-- START Provided information --
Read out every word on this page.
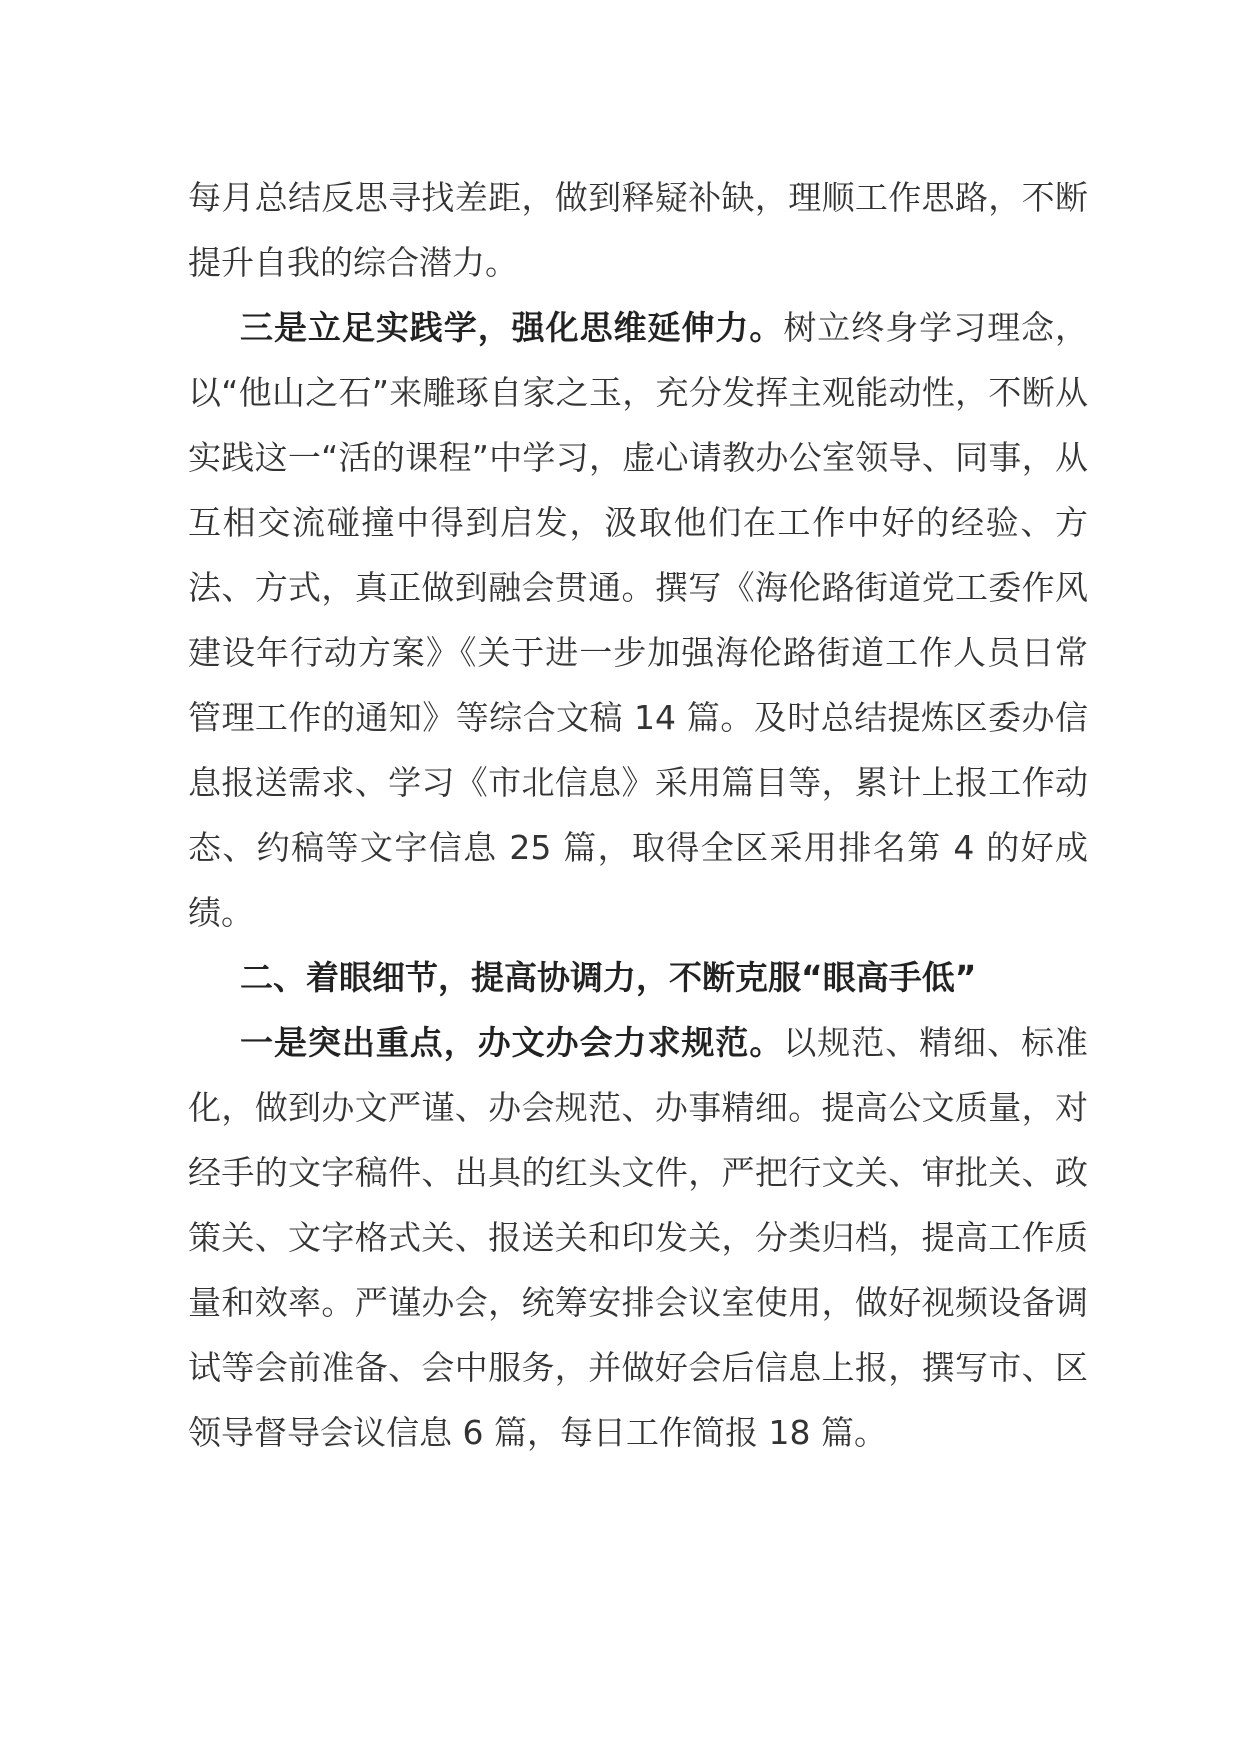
每月总结反思寻找差距，做到释疑补缺，理顺工作思路，不断提升自我的综合潜力。

三是立足实践学，强化思维延伸力。树立终身学习理念，以“他山之石”来雕琢自家之玉，充分发挥主观能动性，不断从实践这一“活的课程”中学习，虚心请教办公室领导、同事，从互相交流碰撞中得到启发，汲取他们在工作中好的经验、方法、方式，真正做到融会贯通。撰写《海伦路街道党工委作风建设年行动方案》《关于进一步加强海伦路街道工作人员日常管理工作的通知》等综合文稿 14 篇。及时总结提炼区委办信息报送需求、学习《市北信息》采用篇目等，累计上报工作动态、约稿等文字信息 25 篇，取得全区采用排名第 4 的好成绩。

二、着眼细节，提高协调力，不断克服“眼高手低”

一是突出重点，办文办会力求规范。以规范、精细、标准化，做到办文严谨、办会规范、办事精细。提高公文质量，对经手的文字稿件、出具的红头文件，严把行文关、审批关、政策关、文字格式关、报送关和印发关，分类归档，提高工作质量和效率。严谨办会，统筹安排会议室使用，做好视频设备调试等会前准备、会中服务，并做好会后信息上报，撰写市、区领导督导会议信息 6 篇，每日工作简报 18 篇。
-- END Provided information --
## What is being asked
From the entries above, output every line exactly and omit any image.

## Task response
Read out every word on this page.
每月总结反思寻找差距，做到释疑补缺，理顺工作思路，不断提升自我的综合潜力。

三是立足实践学，强化思维延伸力。树立终身学习理念，以“他山之石”来雕琢自家之玉，充分发挥主观能动性，不断从实践这一“活的课程”中学习，虚心请教办公室领导、同事，从互相交流碰撞中得到启发，汲取他们在工作中好的经验、方法、方式，真正做到融会贯通。撰写《海伦路街道党工委作风建设年行动方案》《关于进一步加强海伦路街道工作人员日常管理工作的通知》等综合文稿 14 篇。及时总结提炼区委办信息报送需求、学习《市北信息》采用篇目等，累计上报工作动态、约稿等文字信息 25 篇，取得全区采用排名第 4 的好成绩。

二、着眼细节，提高协调力，不断克服“眼高手低”

一是突出重点，办文办会力求规范。以规范、精细、标准化，做到办文严谨、办会规范、办事精细。提高公文质量，对经手的文字稿件、出具的红头文件，严把行文关、审批关、政策关、文字格式关、报送关和印发关，分类归档，提高工作质量和效率。严谨办会，统筹安排会议室使用，做好视频设备调试等会前准备、会中服务，并做好会后信息上报，撰写市、区领导督导会议信息 6 篇，每日工作简报 18 篇。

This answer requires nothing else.